What you need to do »
Comb the records below for the string "products" and copy each line where it turns up.

Material supplied »
..............................

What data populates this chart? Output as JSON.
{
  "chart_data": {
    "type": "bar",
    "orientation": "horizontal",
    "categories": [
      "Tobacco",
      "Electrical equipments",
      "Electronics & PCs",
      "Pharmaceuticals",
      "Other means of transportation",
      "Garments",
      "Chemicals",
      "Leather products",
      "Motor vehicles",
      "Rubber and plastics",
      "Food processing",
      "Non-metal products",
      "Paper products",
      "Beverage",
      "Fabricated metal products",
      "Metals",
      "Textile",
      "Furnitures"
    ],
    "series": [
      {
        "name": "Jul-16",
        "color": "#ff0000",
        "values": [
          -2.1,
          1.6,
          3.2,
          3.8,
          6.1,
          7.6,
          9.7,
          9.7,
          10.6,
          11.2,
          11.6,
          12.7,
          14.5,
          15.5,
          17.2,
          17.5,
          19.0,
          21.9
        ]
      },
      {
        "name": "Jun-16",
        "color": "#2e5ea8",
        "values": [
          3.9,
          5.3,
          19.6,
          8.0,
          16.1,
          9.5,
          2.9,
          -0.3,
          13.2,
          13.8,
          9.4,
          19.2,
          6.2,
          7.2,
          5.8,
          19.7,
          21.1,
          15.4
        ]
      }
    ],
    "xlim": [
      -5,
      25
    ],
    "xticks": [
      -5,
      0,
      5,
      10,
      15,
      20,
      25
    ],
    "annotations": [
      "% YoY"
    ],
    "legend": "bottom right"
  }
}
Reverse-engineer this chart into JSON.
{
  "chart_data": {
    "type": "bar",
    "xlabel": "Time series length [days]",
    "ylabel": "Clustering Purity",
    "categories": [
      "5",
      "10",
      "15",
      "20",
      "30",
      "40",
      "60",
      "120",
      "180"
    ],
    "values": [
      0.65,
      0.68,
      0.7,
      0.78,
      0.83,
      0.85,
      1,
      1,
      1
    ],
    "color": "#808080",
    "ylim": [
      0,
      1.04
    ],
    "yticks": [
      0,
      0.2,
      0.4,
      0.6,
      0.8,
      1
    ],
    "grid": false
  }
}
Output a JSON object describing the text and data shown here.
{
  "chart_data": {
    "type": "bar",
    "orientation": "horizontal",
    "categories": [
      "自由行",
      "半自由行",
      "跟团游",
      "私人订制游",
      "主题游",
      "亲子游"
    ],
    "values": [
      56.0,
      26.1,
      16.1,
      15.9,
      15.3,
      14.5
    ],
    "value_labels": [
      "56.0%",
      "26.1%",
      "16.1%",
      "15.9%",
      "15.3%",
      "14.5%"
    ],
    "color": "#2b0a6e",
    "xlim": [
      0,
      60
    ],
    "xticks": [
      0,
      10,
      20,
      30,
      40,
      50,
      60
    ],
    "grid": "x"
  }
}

..............................

Response below »
      "Leather products",
      "Non-metal products",
      "Paper products",
      "Fabricated metal products",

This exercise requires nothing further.